- To be done -
Reproduce the entries in full, with no changes.
** Start Exercise material **
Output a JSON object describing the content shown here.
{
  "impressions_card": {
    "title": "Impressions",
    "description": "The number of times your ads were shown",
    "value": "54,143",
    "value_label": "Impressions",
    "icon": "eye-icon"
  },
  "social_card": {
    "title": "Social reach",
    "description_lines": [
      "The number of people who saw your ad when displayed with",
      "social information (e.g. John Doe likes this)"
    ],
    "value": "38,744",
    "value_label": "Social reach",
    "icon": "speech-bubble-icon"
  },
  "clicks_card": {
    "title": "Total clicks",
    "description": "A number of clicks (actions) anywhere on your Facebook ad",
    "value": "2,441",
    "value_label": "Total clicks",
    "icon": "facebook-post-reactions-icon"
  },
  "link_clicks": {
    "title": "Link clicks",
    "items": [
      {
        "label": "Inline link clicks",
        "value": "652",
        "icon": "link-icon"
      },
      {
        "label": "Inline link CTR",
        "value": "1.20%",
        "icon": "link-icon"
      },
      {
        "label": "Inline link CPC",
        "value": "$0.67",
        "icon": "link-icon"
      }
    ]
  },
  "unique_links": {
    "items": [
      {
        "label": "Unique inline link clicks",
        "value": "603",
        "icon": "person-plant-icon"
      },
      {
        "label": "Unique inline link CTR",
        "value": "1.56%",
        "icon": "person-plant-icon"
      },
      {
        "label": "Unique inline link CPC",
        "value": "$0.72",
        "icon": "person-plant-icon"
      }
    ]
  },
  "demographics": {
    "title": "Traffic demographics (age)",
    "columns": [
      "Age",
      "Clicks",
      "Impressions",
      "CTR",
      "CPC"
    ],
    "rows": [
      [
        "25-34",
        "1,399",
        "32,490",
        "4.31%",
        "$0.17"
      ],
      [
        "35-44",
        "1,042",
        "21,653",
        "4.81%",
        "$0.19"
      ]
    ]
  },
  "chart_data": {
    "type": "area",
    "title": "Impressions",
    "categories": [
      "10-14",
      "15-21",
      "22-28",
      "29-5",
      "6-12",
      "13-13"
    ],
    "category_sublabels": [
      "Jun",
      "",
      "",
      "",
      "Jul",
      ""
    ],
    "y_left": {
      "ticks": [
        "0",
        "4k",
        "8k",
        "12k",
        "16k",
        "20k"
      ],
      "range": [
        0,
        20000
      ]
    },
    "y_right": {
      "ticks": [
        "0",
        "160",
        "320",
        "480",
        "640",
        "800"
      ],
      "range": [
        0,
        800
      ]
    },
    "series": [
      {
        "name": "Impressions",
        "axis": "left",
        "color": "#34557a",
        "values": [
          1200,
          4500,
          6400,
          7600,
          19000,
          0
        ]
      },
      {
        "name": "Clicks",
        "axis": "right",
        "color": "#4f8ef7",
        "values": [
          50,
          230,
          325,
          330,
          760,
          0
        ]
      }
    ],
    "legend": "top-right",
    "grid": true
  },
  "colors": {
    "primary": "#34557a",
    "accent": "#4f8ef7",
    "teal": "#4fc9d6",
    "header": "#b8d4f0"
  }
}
** End Exercise material **
- Correct result -
Output a JSON object describing the content shown here.
{
  "impressions_card": {
    "title": "Impressions",
    "description": "The number of times your ads were shown",
    "value": "54,143",
    "value_label": "Impressions",
    "icon": "eye-icon"
  },
  "social_card": {
    "title": "Social reach",
    "description_lines": [
      "The number of people who saw your ad when displayed with",
      "social information (e.g. John Doe likes this)"
    ],
    "value": "38,744",
    "value_label": "Social reach",
    "icon": "speech-bubble-icon"
  },
  "clicks_card": {
    "title": "Total clicks",
    "description": "A number of clicks (actions) anywhere on your Facebook ad",
    "value": "2,441",
    "value_label": "Total clicks",
    "icon": "facebook-post-reactions-icon"
  },
  "link_clicks": {
    "title": "Link clicks",
    "items": [
      {
        "label": "Inline link clicks",
        "value": "652",
        "icon": "link-icon"
      },
      {
        "label": "Inline link CTR",
        "value": "1.20%",
        "icon": "link-icon"
      },
      {
        "label": "Inline link CPC",
        "value": "$0.67",
        "icon": "link-icon"
      }
    ]
  },
  "unique_links": {
    "items": [
      {
        "label": "Unique inline link clicks",
        "value": "603",
        "icon": "person-plant-icon"
      },
      {
        "label": "Unique inline link CTR",
        "value": "1.56%",
        "icon": "person-plant-icon"
      },
      {
        "label": "Unique inline link CPC",
        "value": "$0.72",
        "icon": "person-plant-icon"
      }
    ]
  },
  "demographics": {
    "title": "Traffic demographics (age)",
    "columns": [
      "Age",
      "Clicks",
      "Impressions",
      "CTR",
      "CPC"
    ],
    "rows": [
      [
        "25-34",
        "1,399",
        "32,490",
        "4.31%",
        "$0.17"
      ],
      [
        "35-44",
        "1,042",
        "21,653",
        "4.81%",
        "$0.19"
      ]
    ]
  },
  "chart_data": {
    "type": "area",
    "title": "Impressions",
    "categories": [
      "10-14",
      "15-21",
      "22-28",
      "29-5",
      "6-12",
      "13-13"
    ],
    "category_sublabels": [
      "Jun",
      "",
      "",
      "",
      "Jul",
      ""
    ],
    "y_left": {
      "ticks": [
        "0",
        "4k",
        "8k",
        "12k",
        "16k",
        "20k"
      ],
      "range": [
        0,
        20000
      ]
    },
    "y_right": {
      "ticks": [
        "0",
        "160",
        "320",
        "480",
        "640",
        "800"
      ],
      "range": [
        0,
        800
      ]
    },
    "series": [
      {
        "name": "Impressions",
        "axis": "left",
        "color": "#34557a",
        "values": [
          1200,
          4500,
          6400,
          7600,
          19000,
          0
        ]
      },
      {
        "name": "Clicks",
        "axis": "right",
        "color": "#4f8ef7",
        "values": [
          50,
          230,
          325,
          330,
          760,
          0
        ]
      }
    ],
    "legend": "top-right",
    "grid": true
  },
  "colors": {
    "primary": "#34557a",
    "accent": "#4f8ef7",
    "teal": "#4fc9d6",
    "header": "#b8d4f0"
  }
}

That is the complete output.